__To be done__
Reproduce the material in full, unchanged.

__Input data__
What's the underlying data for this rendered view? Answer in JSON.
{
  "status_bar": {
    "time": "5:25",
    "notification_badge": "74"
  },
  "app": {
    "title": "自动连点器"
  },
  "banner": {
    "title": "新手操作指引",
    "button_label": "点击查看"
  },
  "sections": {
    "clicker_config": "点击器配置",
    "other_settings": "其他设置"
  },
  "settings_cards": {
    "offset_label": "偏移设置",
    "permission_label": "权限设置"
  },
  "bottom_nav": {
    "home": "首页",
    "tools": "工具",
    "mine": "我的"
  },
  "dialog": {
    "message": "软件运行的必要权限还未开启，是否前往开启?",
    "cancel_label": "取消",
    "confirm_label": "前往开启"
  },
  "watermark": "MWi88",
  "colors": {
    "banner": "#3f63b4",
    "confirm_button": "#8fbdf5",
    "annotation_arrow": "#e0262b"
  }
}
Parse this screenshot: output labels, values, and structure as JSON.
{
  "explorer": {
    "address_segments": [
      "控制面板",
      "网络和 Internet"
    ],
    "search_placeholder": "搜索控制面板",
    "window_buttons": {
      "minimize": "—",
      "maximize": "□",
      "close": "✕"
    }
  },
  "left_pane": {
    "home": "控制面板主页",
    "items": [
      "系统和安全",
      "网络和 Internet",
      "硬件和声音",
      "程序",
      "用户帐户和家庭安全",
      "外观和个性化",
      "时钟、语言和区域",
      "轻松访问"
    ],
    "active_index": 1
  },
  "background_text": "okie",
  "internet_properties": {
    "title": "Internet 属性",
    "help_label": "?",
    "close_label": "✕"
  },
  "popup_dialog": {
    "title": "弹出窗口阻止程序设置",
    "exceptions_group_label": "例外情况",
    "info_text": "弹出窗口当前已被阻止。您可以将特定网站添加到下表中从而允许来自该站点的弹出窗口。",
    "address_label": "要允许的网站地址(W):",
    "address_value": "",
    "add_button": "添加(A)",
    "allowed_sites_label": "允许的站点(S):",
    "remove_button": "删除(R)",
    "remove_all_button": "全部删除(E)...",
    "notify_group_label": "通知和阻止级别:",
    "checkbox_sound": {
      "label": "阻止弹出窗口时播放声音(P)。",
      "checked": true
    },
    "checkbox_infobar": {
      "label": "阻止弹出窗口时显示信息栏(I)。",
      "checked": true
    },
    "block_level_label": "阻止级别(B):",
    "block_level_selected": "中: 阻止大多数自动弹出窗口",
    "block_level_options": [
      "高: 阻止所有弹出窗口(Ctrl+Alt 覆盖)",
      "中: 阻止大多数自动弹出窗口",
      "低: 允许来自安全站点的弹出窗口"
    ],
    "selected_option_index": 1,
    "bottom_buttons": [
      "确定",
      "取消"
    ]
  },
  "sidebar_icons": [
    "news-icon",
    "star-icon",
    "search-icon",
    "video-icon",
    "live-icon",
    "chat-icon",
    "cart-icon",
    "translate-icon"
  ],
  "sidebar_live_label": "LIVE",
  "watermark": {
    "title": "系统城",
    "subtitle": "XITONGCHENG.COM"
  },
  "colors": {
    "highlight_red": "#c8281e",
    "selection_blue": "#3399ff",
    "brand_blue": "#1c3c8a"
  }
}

__Written solution__
What's the underlying data for this rendered view? Answer in JSON.
{
  "status_bar": {
    "time": "5:25",
    "notification_badge": "74"
  },
  "app": {
    "title": "自动连点器"
  },
  "banner": {
    "title": "新手操作指引",
    "button_label": "点击查看"
  },
  "sections": {
    "clicker_config": "点击器配置",
    "other_settings": "其他设置"
  },
  "settings_cards": {
    "offset_label": "偏移设置",
    "permission_label": "权限设置"
  },
  "bottom_nav": {
    "home": "首页",
    "tools": "工具",
    "mine": "我的"
  },
  "dialog": {
    "message": "软件运行的必要权限还未开启，是否前往开启?",
    "cancel_label": "取消",
    "confirm_label": "前往开启"
  },
  "watermark": "MWi88",
  "colors": {
    "banner": "#3f63b4",
    "confirm_button": "#8fbdf5",
    "annotation_arrow": "#e0262b"
  }
}
Parse this screenshot: output labels, values, and structure as JSON.
{
  "explorer": {
    "address_segments": [
      "控制面板",
      "网络和 Internet"
    ],
    "search_placeholder": "搜索控制面板",
    "window_buttons": {
      "minimize": "—",
      "maximize": "□",
      "close": "✕"
    }
  },
  "left_pane": {
    "home": "控制面板主页",
    "items": [
      "系统和安全",
      "网络和 Internet",
      "硬件和声音",
      "程序",
      "用户帐户和家庭安全",
      "外观和个性化",
      "时钟、语言和区域",
      "轻松访问"
    ],
    "active_index": 1
  },
  "background_text": "okie",
  "internet_properties": {
    "title": "Internet 属性",
    "help_label": "?",
    "close_label": "✕"
  },
  "popup_dialog": {
    "title": "弹出窗口阻止程序设置",
    "exceptions_group_label": "例外情况",
    "info_text": "弹出窗口当前已被阻止。您可以将特定网站添加到下表中从而允许来自该站点的弹出窗口。",
    "address_label": "要允许的网站地址(W):",
    "address_value": "",
    "add_button": "添加(A)",
    "allowed_sites_label": "允许的站点(S):",
    "remove_button": "删除(R)",
    "remove_all_button": "全部删除(E)...",
    "notify_group_label": "通知和阻止级别:",
    "checkbox_sound": {
      "label": "阻止弹出窗口时播放声音(P)。",
      "checked": true
    },
    "checkbox_infobar": {
      "label": "阻止弹出窗口时显示信息栏(I)。",
      "checked": true
    },
    "block_level_label": "阻止级别(B):",
    "block_level_selected": "中: 阻止大多数自动弹出窗口",
    "block_level_options": [
      "高: 阻止所有弹出窗口(Ctrl+Alt 覆盖)",
      "中: 阻止大多数自动弹出窗口",
      "低: 允许来自安全站点的弹出窗口"
    ],
    "selected_option_index": 1,
    "bottom_buttons": [
      "确定",
      "取消"
    ]
  },
  "sidebar_icons": [
    "news-icon",
    "star-icon",
    "search-icon",
    "video-icon",
    "live-icon",
    "chat-icon",
    "cart-icon",
    "translate-icon"
  ],
  "sidebar_live_label": "LIVE",
  "watermark": {
    "title": "系统城",
    "subtitle": "XITONGCHENG.COM"
  },
  "colors": {
    "highlight_red": "#c8281e",
    "selection_blue": "#3399ff",
    "brand_blue": "#1c3c8a"
  }
}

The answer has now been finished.